▶ _TASK GOAL_
Write out each line exactly as it stands, please.

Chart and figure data
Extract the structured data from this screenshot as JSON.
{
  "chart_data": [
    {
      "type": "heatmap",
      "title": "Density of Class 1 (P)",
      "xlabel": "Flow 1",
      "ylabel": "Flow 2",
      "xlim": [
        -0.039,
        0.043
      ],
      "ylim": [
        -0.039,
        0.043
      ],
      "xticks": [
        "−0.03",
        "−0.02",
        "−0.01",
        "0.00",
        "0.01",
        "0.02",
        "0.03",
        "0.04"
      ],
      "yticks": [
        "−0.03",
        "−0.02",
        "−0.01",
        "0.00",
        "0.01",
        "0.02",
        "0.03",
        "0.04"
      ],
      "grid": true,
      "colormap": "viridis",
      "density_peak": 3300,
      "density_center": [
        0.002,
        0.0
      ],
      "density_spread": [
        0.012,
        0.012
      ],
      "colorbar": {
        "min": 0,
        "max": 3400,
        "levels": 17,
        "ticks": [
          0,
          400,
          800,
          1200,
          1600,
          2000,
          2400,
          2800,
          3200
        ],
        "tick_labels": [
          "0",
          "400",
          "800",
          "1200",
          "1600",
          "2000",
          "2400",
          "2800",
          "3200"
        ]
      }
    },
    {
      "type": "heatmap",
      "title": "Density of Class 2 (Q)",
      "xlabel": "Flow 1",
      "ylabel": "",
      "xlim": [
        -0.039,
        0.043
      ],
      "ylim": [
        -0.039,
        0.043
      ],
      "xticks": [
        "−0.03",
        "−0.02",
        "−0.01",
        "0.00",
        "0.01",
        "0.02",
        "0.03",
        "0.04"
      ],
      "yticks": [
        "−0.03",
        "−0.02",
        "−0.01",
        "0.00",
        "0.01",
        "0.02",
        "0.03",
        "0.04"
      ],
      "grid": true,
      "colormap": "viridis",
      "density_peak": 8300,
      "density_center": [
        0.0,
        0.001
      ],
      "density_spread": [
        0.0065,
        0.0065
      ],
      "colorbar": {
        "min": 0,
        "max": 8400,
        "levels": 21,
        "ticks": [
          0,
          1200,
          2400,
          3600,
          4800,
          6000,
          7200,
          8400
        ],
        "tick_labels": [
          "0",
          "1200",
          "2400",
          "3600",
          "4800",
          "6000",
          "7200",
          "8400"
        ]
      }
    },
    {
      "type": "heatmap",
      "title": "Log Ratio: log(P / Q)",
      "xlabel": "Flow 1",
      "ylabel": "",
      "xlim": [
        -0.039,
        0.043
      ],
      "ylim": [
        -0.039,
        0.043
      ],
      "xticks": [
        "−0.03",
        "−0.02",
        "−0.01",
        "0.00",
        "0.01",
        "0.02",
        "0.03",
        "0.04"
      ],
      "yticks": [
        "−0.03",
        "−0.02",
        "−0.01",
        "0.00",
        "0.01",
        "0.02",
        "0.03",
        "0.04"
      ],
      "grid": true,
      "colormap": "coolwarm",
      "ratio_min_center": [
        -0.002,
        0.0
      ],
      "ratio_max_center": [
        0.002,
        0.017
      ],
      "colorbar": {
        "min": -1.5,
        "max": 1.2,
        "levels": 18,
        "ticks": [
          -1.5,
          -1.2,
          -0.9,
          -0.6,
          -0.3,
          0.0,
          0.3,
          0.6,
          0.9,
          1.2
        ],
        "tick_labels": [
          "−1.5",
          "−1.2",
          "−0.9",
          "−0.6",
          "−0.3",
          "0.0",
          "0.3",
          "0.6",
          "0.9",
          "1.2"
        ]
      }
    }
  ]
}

▶ _SOLUTION TO THIS PROBLEM_
Extract the structured data from this screenshot as JSON.
{
  "chart_data": [
    {
      "type": "heatmap",
      "title": "Density of Class 1 (P)",
      "xlabel": "Flow 1",
      "ylabel": "Flow 2",
      "xlim": [
        -0.039,
        0.043
      ],
      "ylim": [
        -0.039,
        0.043
      ],
      "xticks": [
        "−0.03",
        "−0.02",
        "−0.01",
        "0.00",
        "0.01",
        "0.02",
        "0.03",
        "0.04"
      ],
      "yticks": [
        "−0.03",
        "−0.02",
        "−0.01",
        "0.00",
        "0.01",
        "0.02",
        "0.03",
        "0.04"
      ],
      "grid": true,
      "colormap": "viridis",
      "density_peak": 3300,
      "density_center": [
        0.002,
        0.0
      ],
      "density_spread": [
        0.012,
        0.012
      ],
      "colorbar": {
        "min": 0,
        "max": 3400,
        "levels": 17,
        "ticks": [
          0,
          400,
          800,
          1200,
          1600,
          2000,
          2400,
          2800,
          3200
        ],
        "tick_labels": [
          "0",
          "400",
          "800",
          "1200",
          "1600",
          "2000",
          "2400",
          "2800",
          "3200"
        ]
      }
    },
    {
      "type": "heatmap",
      "title": "Density of Class 2 (Q)",
      "xlabel": "Flow 1",
      "ylabel": "",
      "xlim": [
        -0.039,
        0.043
      ],
      "ylim": [
        -0.039,
        0.043
      ],
      "xticks": [
        "−0.03",
        "−0.02",
        "−0.01",
        "0.00",
        "0.01",
        "0.02",
        "0.03",
        "0.04"
      ],
      "yticks": [
        "−0.03",
        "−0.02",
        "−0.01",
        "0.00",
        "0.01",
        "0.02",
        "0.03",
        "0.04"
      ],
      "grid": true,
      "colormap": "viridis",
      "density_peak": 8300,
      "density_center": [
        0.0,
        0.001
      ],
      "density_spread": [
        0.0065,
        0.0065
      ],
      "colorbar": {
        "min": 0,
        "max": 8400,
        "levels": 21,
        "ticks": [
          0,
          1200,
          2400,
          3600,
          4800,
          6000,
          7200,
          8400
        ],
        "tick_labels": [
          "0",
          "1200",
          "2400",
          "3600",
          "4800",
          "6000",
          "7200",
          "8400"
        ]
      }
    },
    {
      "type": "heatmap",
      "title": "Log Ratio: log(P / Q)",
      "xlabel": "Flow 1",
      "ylabel": "",
      "xlim": [
        -0.039,
        0.043
      ],
      "ylim": [
        -0.039,
        0.043
      ],
      "xticks": [
        "−0.03",
        "−0.02",
        "−0.01",
        "0.00",
        "0.01",
        "0.02",
        "0.03",
        "0.04"
      ],
      "yticks": [
        "−0.03",
        "−0.02",
        "−0.01",
        "0.00",
        "0.01",
        "0.02",
        "0.03",
        "0.04"
      ],
      "grid": true,
      "colormap": "coolwarm",
      "ratio_min_center": [
        -0.002,
        0.0
      ],
      "ratio_max_center": [
        0.002,
        0.017
      ],
      "colorbar": {
        "min": -1.5,
        "max": 1.2,
        "levels": 18,
        "ticks": [
          -1.5,
          -1.2,
          -0.9,
          -0.6,
          -0.3,
          0.0,
          0.3,
          0.6,
          0.9,
          1.2
        ],
        "tick_labels": [
          "−1.5",
          "−1.2",
          "−0.9",
          "−0.6",
          "−0.3",
          "0.0",
          "0.3",
          "0.6",
          "0.9",
          "1.2"
        ]
      }
    }
  ]
}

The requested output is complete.